====== DATA ROWS ======

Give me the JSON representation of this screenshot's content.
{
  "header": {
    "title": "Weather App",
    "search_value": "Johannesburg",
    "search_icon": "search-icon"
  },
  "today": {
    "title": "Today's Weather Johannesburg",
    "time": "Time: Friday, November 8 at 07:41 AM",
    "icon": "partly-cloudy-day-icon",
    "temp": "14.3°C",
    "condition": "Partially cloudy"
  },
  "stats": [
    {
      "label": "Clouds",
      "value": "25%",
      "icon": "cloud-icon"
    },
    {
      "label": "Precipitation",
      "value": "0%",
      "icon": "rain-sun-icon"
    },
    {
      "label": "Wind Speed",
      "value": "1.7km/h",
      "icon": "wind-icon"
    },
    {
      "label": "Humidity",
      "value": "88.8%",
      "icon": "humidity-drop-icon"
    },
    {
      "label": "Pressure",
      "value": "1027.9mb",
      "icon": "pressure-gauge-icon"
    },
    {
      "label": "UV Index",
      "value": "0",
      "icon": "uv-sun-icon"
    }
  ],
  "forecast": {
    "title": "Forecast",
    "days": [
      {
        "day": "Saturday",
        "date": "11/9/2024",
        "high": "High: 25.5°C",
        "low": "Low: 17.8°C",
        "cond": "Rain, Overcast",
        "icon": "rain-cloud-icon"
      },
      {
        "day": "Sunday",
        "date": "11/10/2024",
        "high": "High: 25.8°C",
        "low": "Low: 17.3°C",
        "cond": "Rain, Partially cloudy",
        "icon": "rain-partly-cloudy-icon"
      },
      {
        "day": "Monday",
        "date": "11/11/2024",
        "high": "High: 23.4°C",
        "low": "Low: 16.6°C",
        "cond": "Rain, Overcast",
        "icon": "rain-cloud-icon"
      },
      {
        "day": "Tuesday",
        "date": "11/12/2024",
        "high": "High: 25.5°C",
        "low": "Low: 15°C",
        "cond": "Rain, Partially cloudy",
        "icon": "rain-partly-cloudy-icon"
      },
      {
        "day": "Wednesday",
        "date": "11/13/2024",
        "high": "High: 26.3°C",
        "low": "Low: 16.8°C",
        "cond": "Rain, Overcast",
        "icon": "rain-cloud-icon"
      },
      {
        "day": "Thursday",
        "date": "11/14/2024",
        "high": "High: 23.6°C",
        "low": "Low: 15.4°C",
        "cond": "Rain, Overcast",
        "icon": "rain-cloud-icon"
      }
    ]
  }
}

======

▶ **YOUR INSTRUCTIONS**
Print every record above exactly as written.

▶ **ANSWER FOR THE TASK**
Give me the JSON representation of this screenshot's content.
{
  "header": {
    "title": "Weather App",
    "search_value": "Johannesburg",
    "search_icon": "search-icon"
  },
  "today": {
    "title": "Today's Weather Johannesburg",
    "time": "Time: Friday, November 8 at 07:41 AM",
    "icon": "partly-cloudy-day-icon",
    "temp": "14.3°C",
    "condition": "Partially cloudy"
  },
  "stats": [
    {
      "label": "Clouds",
      "value": "25%",
      "icon": "cloud-icon"
    },
    {
      "label": "Precipitation",
      "value": "0%",
      "icon": "rain-sun-icon"
    },
    {
      "label": "Wind Speed",
      "value": "1.7km/h",
      "icon": "wind-icon"
    },
    {
      "label": "Humidity",
      "value": "88.8%",
      "icon": "humidity-drop-icon"
    },
    {
      "label": "Pressure",
      "value": "1027.9mb",
      "icon": "pressure-gauge-icon"
    },
    {
      "label": "UV Index",
      "value": "0",
      "icon": "uv-sun-icon"
    }
  ],
  "forecast": {
    "title": "Forecast",
    "days": [
      {
        "day": "Saturday",
        "date": "11/9/2024",
        "high": "High: 25.5°C",
        "low": "Low: 17.8°C",
        "cond": "Rain, Overcast",
        "icon": "rain-cloud-icon"
      },
      {
        "day": "Sunday",
        "date": "11/10/2024",
        "high": "High: 25.8°C",
        "low": "Low: 17.3°C",
        "cond": "Rain, Partially cloudy",
        "icon": "rain-partly-cloudy-icon"
      },
      {
        "day": "Monday",
        "date": "11/11/2024",
        "high": "High: 23.4°C",
        "low": "Low: 16.6°C",
        "cond": "Rain, Overcast",
        "icon": "rain-cloud-icon"
      },
      {
        "day": "Tuesday",
        "date": "11/12/2024",
        "high": "High: 25.5°C",
        "low": "Low: 15°C",
        "cond": "Rain, Partially cloudy",
        "icon": "rain-partly-cloudy-icon"
      },
      {
        "day": "Wednesday",
        "date": "11/13/2024",
        "high": "High: 26.3°C",
        "low": "Low: 16.8°C",
        "cond": "Rain, Overcast",
        "icon": "rain-cloud-icon"
      },
      {
        "day": "Thursday",
        "date": "11/14/2024",
        "high": "High: 23.6°C",
        "low": "Low: 15.4°C",
        "cond": "Rain, Overcast",
        "icon": "rain-cloud-icon"
      }
    ]
  }
}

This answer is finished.